Description of the task: List each line of the data in which the string "MSSM" appears.

Provided material:
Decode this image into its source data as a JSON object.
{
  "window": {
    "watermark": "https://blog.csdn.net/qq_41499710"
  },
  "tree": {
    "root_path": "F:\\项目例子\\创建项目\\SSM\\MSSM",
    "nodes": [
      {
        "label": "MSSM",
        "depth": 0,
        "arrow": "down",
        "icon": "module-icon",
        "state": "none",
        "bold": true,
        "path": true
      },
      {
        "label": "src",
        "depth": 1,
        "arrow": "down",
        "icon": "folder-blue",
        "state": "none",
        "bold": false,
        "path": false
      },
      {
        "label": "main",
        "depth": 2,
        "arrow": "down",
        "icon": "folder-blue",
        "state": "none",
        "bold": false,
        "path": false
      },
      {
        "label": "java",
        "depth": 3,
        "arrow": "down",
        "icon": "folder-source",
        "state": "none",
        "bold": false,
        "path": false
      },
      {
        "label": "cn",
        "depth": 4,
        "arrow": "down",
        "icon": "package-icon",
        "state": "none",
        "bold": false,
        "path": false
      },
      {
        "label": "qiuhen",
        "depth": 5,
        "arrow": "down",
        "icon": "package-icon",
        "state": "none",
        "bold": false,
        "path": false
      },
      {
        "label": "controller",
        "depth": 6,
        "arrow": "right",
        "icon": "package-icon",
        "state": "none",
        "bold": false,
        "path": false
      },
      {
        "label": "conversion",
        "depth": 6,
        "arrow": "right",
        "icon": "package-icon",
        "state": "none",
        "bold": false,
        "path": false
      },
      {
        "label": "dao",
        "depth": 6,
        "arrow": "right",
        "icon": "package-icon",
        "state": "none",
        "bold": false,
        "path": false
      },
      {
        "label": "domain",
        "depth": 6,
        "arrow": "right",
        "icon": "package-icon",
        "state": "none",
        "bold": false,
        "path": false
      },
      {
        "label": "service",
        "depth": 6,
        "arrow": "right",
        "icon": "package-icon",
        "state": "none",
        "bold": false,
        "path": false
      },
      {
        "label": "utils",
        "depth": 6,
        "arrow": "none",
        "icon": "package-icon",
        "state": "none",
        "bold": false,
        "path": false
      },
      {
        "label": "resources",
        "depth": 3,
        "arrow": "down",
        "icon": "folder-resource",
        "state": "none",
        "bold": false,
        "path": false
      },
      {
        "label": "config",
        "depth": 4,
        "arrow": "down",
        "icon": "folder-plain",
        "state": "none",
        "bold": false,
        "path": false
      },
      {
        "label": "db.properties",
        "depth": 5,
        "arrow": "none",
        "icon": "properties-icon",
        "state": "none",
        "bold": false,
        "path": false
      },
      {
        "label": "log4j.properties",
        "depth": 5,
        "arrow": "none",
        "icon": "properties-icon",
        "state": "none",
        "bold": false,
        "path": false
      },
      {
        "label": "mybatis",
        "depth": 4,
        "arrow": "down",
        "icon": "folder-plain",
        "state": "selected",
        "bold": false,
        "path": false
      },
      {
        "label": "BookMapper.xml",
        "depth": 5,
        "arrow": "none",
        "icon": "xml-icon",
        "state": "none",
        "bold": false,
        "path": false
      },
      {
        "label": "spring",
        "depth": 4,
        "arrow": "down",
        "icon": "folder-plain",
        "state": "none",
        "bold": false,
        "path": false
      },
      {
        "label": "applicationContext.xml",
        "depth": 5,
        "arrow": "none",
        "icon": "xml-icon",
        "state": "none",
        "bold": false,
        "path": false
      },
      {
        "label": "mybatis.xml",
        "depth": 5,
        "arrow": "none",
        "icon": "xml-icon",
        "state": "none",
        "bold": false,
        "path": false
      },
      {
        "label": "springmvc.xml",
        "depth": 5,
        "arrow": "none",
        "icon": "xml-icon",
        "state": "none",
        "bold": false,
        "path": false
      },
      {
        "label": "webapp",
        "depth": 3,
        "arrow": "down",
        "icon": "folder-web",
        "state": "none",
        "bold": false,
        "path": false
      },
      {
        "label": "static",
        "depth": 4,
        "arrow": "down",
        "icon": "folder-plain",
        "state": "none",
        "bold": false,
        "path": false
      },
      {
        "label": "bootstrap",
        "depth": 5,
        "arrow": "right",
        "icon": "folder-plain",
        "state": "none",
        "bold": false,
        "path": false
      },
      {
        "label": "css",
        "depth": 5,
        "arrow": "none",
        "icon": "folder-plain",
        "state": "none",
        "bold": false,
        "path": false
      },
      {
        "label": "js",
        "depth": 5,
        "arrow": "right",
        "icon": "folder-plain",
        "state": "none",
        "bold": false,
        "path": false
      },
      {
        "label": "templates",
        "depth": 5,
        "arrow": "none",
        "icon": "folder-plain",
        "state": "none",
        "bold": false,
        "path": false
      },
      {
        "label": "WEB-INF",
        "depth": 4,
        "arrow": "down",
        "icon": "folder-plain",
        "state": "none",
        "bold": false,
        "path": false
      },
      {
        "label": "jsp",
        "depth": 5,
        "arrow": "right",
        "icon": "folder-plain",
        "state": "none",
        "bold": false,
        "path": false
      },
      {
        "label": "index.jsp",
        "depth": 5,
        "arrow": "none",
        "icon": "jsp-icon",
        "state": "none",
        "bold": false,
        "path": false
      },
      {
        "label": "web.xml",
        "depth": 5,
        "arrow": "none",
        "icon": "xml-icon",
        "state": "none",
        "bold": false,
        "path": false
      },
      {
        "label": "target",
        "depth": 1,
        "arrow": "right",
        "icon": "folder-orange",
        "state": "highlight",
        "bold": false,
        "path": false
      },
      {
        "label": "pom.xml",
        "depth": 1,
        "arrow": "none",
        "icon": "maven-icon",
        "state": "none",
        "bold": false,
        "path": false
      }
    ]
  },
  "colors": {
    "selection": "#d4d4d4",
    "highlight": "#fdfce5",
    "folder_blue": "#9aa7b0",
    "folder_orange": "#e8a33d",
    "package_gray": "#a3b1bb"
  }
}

Output:
    "root_path": "F:\\项目例子\\创建项目\\SSM\\MSSM",
        "label": "MSSM",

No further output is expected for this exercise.